该方法主要是启动回调机制，看代码iOS端没做任何处理。

void
_imp_implementationWithBlock_init(void)
{
#if TARGET_OS_OSX
    // Eagerly load libobjc-trampolines.dylib in certain processes. Some
    // programs (most notably QtWebEngineProcess used by older versions of
    // embedded Chromium) enable a highly restrictive sandbox profile which
    // blocks access to that dylib. If anything calls
    // imp_implementationWithBlock (as AppKit has started doing) then we'll
    // crash trying to load it. Loading it here sets it up before the sandbox
    // profile is enabled and blocks it.
    //
    // This fixes EA Origin (rdar://problem/50813789)
    // and Steam (rdar://problem/55286131)
    if (__progname &&
        (strcmp(__progname, "QtWebEngineProcess") == 0 ||
         strcmp(__progname, "Steam Helper") == 0)) {
        Trampolines.Initialize();
    }
#endif
}

_dyld_objc_notify_register：dyld注册

这个方法我们上一篇有提到过，主要是

• 仅供objc运行时使用
• 注册处理程序，以便在映射、取消映射和初始化objc图像时调用
• dyld将会通过一个包含objc-image-info的镜像文件的数组回调mapped函数

三个参数的作用：

map_images：dyld将image（镜像文件）加载进内存时，会触发该函数

load_image：dyld初始化image会触发该函数

unmap_image：dyld将image移除时，会触发该函数

我们_objc_init调用的方法有了初步认识，接下来我们开始探索类的加载。

_read_images

_read_images的引入

_dyld_objc_notify_register第一个参数是&map_images,所以我们从map_images开始探索。

void
map_images(unsigned count, const char * const paths[],
           const struct mach_header * const mhdrs[])

********

§ **任务说明**
1. 请将原文从“该方法主要是启动回调机制，看代码iOS端没做任何处理。”开始、到“and blocks it.”结束的这一部分逐字重新输入。
2. 请判断下列各项说法是否与原文相符，每项回答“是”或“否”，并逐字引用原文中起决定作用的词句：(a) dyld初始化image时会触发load_image；(b) _imp_implementationWithBlock_init在iOS端会提前加载libobjc-trampolines.dylib；(c) 作者打算从unmap_image开始探索。
3. 根据原文，_dyld_objc_notify_register的第一个参数是什么？

§ **所给材料**
********

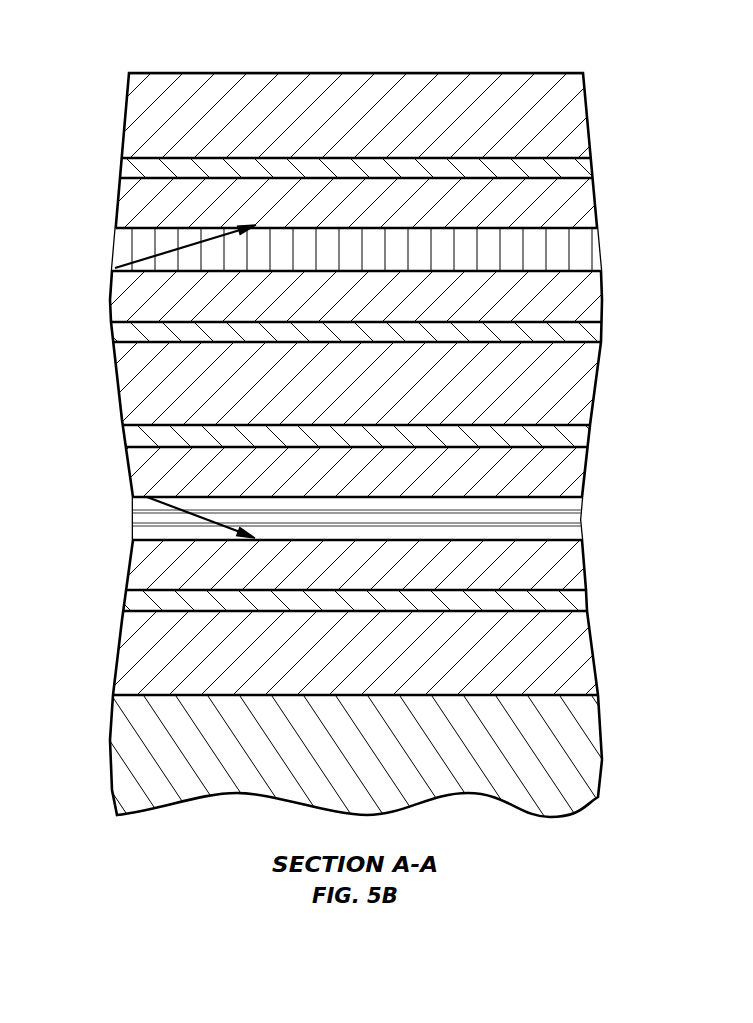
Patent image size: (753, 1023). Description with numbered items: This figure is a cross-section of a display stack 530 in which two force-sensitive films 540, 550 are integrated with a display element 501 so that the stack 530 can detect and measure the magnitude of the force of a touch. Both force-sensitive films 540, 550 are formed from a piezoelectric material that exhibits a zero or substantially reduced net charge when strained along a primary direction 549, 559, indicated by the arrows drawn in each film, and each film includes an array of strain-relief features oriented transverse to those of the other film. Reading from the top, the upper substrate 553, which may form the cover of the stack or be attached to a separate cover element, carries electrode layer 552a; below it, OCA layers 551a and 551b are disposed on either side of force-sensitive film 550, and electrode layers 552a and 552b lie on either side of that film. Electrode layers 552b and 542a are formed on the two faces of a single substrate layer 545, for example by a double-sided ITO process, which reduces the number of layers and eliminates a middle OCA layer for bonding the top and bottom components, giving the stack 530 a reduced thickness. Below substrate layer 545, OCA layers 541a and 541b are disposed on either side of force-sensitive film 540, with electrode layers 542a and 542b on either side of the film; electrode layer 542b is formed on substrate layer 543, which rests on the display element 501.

********

§ **各题答案**
1.
该方法主要是启动回调机制，看代码iOS端没做任何处理。

void
_imp_implementationWithBlock_init(void)
{
#if TARGET_OS_OSX
    // Eagerly load libobjc-trampolines.dylib in certain processes. Some
    // programs (most notably QtWebEngineProcess used by older versions of
    // embedded Chromium) enable a highly restrictive sandbox profile which
    // blocks access to that dylib. If anything calls
    // imp_implementationWithBlock (as AppKit has started doing) then we'll
    // crash trying to load it. Loading it here sets it up before the sandbox
    // profile is enabled and blocks it.

2.
(a) 是。“load_image：dyld初始化image会触发该函数”
(b) 否。“看代码iOS端没做任何处理”
(c) 否。“所以我们从map_images开始探索”

3. 第一个参数是&map_images。